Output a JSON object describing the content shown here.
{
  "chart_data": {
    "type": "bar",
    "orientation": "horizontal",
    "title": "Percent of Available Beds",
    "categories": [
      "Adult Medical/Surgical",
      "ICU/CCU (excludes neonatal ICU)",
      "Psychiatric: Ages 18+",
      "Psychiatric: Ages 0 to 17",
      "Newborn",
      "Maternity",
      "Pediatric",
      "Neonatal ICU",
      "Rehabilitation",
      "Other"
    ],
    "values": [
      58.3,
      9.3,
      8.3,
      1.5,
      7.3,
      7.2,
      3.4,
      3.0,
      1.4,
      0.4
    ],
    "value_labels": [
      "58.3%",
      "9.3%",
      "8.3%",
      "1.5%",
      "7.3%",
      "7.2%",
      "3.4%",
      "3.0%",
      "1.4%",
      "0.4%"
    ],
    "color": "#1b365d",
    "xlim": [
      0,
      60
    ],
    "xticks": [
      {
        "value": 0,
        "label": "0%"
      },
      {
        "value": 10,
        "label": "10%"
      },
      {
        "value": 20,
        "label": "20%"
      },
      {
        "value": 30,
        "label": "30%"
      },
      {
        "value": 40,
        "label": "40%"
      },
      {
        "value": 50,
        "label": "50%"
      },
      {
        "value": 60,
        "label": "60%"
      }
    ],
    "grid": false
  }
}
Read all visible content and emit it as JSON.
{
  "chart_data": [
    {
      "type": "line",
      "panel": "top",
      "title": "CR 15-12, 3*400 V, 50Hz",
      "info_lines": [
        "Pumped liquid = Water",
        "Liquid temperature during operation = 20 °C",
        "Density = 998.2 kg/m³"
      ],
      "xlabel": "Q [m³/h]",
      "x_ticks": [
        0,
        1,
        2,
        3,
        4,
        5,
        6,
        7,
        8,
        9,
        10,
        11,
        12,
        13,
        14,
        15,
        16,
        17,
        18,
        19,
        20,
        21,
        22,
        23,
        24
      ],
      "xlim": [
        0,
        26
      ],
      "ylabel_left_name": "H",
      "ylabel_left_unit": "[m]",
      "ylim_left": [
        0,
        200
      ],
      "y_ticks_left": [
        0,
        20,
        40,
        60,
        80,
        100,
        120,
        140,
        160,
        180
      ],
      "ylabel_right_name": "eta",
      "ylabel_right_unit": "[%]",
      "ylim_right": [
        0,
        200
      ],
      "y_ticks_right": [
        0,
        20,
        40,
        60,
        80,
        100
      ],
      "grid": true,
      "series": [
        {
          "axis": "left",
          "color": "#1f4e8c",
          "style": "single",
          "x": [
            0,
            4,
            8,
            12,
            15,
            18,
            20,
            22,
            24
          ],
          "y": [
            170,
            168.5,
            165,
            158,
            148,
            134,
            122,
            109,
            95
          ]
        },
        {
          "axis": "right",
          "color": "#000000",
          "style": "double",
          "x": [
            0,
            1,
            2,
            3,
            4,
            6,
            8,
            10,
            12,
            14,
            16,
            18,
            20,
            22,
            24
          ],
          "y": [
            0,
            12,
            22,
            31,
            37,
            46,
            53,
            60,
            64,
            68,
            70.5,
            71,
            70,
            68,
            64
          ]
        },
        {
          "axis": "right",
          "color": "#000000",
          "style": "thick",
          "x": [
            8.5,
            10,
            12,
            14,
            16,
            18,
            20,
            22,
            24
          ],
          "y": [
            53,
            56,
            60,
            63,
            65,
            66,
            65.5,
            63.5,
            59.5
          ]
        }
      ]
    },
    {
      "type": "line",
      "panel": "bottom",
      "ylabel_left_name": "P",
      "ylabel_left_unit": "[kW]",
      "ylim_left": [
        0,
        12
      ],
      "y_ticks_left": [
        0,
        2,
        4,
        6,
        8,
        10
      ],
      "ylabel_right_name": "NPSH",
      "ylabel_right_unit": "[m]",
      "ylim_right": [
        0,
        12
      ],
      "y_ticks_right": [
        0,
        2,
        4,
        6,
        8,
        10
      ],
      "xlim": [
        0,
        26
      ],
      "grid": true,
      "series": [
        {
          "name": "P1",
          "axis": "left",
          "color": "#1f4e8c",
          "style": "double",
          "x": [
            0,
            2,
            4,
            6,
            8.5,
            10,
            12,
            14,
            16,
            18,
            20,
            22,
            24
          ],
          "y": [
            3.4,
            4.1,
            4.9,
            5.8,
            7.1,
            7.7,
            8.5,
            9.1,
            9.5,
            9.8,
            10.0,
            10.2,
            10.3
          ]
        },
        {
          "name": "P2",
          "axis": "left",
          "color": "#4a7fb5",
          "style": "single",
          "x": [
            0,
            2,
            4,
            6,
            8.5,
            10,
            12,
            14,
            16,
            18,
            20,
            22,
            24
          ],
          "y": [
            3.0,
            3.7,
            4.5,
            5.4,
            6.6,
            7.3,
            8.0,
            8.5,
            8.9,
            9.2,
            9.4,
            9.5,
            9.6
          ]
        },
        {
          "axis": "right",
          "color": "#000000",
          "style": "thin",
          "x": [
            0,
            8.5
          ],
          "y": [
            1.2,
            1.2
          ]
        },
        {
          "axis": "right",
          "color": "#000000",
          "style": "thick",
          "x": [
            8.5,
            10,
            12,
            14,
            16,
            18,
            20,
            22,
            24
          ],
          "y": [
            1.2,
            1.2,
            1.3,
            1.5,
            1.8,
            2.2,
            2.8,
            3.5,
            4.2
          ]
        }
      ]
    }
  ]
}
┄┄┄┄┄┄
- Goal: Output the records verbatim, from the first line to the last.

- Solution to this exercise:
Output a JSON object describing the content shown here.
{
  "chart_data": {
    "type": "bar",
    "orientation": "horizontal",
    "title": "Percent of Available Beds",
    "categories": [
      "Adult Medical/Surgical",
      "ICU/CCU (excludes neonatal ICU)",
      "Psychiatric: Ages 18+",
      "Psychiatric: Ages 0 to 17",
      "Newborn",
      "Maternity",
      "Pediatric",
      "Neonatal ICU",
      "Rehabilitation",
      "Other"
    ],
    "values": [
      58.3,
      9.3,
      8.3,
      1.5,
      7.3,
      7.2,
      3.4,
      3.0,
      1.4,
      0.4
    ],
    "value_labels": [
      "58.3%",
      "9.3%",
      "8.3%",
      "1.5%",
      "7.3%",
      "7.2%",
      "3.4%",
      "3.0%",
      "1.4%",
      "0.4%"
    ],
    "color": "#1b365d",
    "xlim": [
      0,
      60
    ],
    "xticks": [
      {
        "value": 0,
        "label": "0%"
      },
      {
        "value": 10,
        "label": "10%"
      },
      {
        "value": 20,
        "label": "20%"
      },
      {
        "value": 30,
        "label": "30%"
      },
      {
        "value": 40,
        "label": "40%"
      },
      {
        "value": 50,
        "label": "50%"
      },
      {
        "value": 60,
        "label": "60%"
      }
    ],
    "grid": false
  }
}
Read all visible content and emit it as JSON.
{
  "chart_data": [
    {
      "type": "line",
      "panel": "top",
      "title": "CR 15-12, 3*400 V, 50Hz",
      "info_lines": [
        "Pumped liquid = Water",
        "Liquid temperature during operation = 20 °C",
        "Density = 998.2 kg/m³"
      ],
      "xlabel": "Q [m³/h]",
      "x_ticks": [
        0,
        1,
        2,
        3,
        4,
        5,
        6,
        7,
        8,
        9,
        10,
        11,
        12,
        13,
        14,
        15,
        16,
        17,
        18,
        19,
        20,
        21,
        22,
        23,
        24
      ],
      "xlim": [
        0,
        26
      ],
      "ylabel_left_name": "H",
      "ylabel_left_unit": "[m]",
      "ylim_left": [
        0,
        200
      ],
      "y_ticks_left": [
        0,
        20,
        40,
        60,
        80,
        100,
        120,
        140,
        160,
        180
      ],
      "ylabel_right_name": "eta",
      "ylabel_right_unit": "[%]",
      "ylim_right": [
        0,
        200
      ],
      "y_ticks_right": [
        0,
        20,
        40,
        60,
        80,
        100
      ],
      "grid": true,
      "series": [
        {
          "axis": "left",
          "color": "#1f4e8c",
          "style": "single",
          "x": [
            0,
            4,
            8,
            12,
            15,
            18,
            20,
            22,
            24
          ],
          "y": [
            170,
            168.5,
            165,
            158,
            148,
            134,
            122,
            109,
            95
          ]
        },
        {
          "axis": "right",
          "color": "#000000",
          "style": "double",
          "x": [
            0,
            1,
            2,
            3,
            4,
            6,
            8,
            10,
            12,
            14,
            16,
            18,
            20,
            22,
            24
          ],
          "y": [
            0,
            12,
            22,
            31,
            37,
            46,
            53,
            60,
            64,
            68,
            70.5,
            71,
            70,
            68,
            64
          ]
        },
        {
          "axis": "right",
          "color": "#000000",
          "style": "thick",
          "x": [
            8.5,
            10,
            12,
            14,
            16,
            18,
            20,
            22,
            24
          ],
          "y": [
            53,
            56,
            60,
            63,
            65,
            66,
            65.5,
            63.5,
            59.5
          ]
        }
      ]
    },
    {
      "type": "line",
      "panel": "bottom",
      "ylabel_left_name": "P",
      "ylabel_left_unit": "[kW]",
      "ylim_left": [
        0,
        12
      ],
      "y_ticks_left": [
        0,
        2,
        4,
        6,
        8,
        10
      ],
      "ylabel_right_name": "NPSH",
      "ylabel_right_unit": "[m]",
      "ylim_right": [
        0,
        12
      ],
      "y_ticks_right": [
        0,
        2,
        4,
        6,
        8,
        10
      ],
      "xlim": [
        0,
        26
      ],
      "grid": true,
      "series": [
        {
          "name": "P1",
          "axis": "left",
          "color": "#1f4e8c",
          "style": "double",
          "x": [
            0,
            2,
            4,
            6,
            8.5,
            10,
            12,
            14,
            16,
            18,
            20,
            22,
            24
          ],
          "y": [
            3.4,
            4.1,
            4.9,
            5.8,
            7.1,
            7.7,
            8.5,
            9.1,
            9.5,
            9.8,
            10.0,
            10.2,
            10.3
          ]
        },
        {
          "name": "P2",
          "axis": "left",
          "color": "#4a7fb5",
          "style": "single",
          "x": [
            0,
            2,
            4,
            6,
            8.5,
            10,
            12,
            14,
            16,
            18,
            20,
            22,
            24
          ],
          "y": [
            3.0,
            3.7,
            4.5,
            5.4,
            6.6,
            7.3,
            8.0,
            8.5,
            8.9,
            9.2,
            9.4,
            9.5,
            9.6
          ]
        },
        {
          "axis": "right",
          "color": "#000000",
          "style": "thin",
          "x": [
            0,
            8.5
          ],
          "y": [
            1.2,
            1.2
          ]
        },
        {
          "axis": "right",
          "color": "#000000",
          "style": "thick",
          "x": [
            8.5,
            10,
            12,
            14,
            16,
            18,
            20,
            22,
            24
          ],
          "y": [
            1.2,
            1.2,
            1.3,
            1.5,
            1.8,
            2.2,
            2.8,
            3.5,
            4.2
          ]
        }
      ]
    }
  ]
}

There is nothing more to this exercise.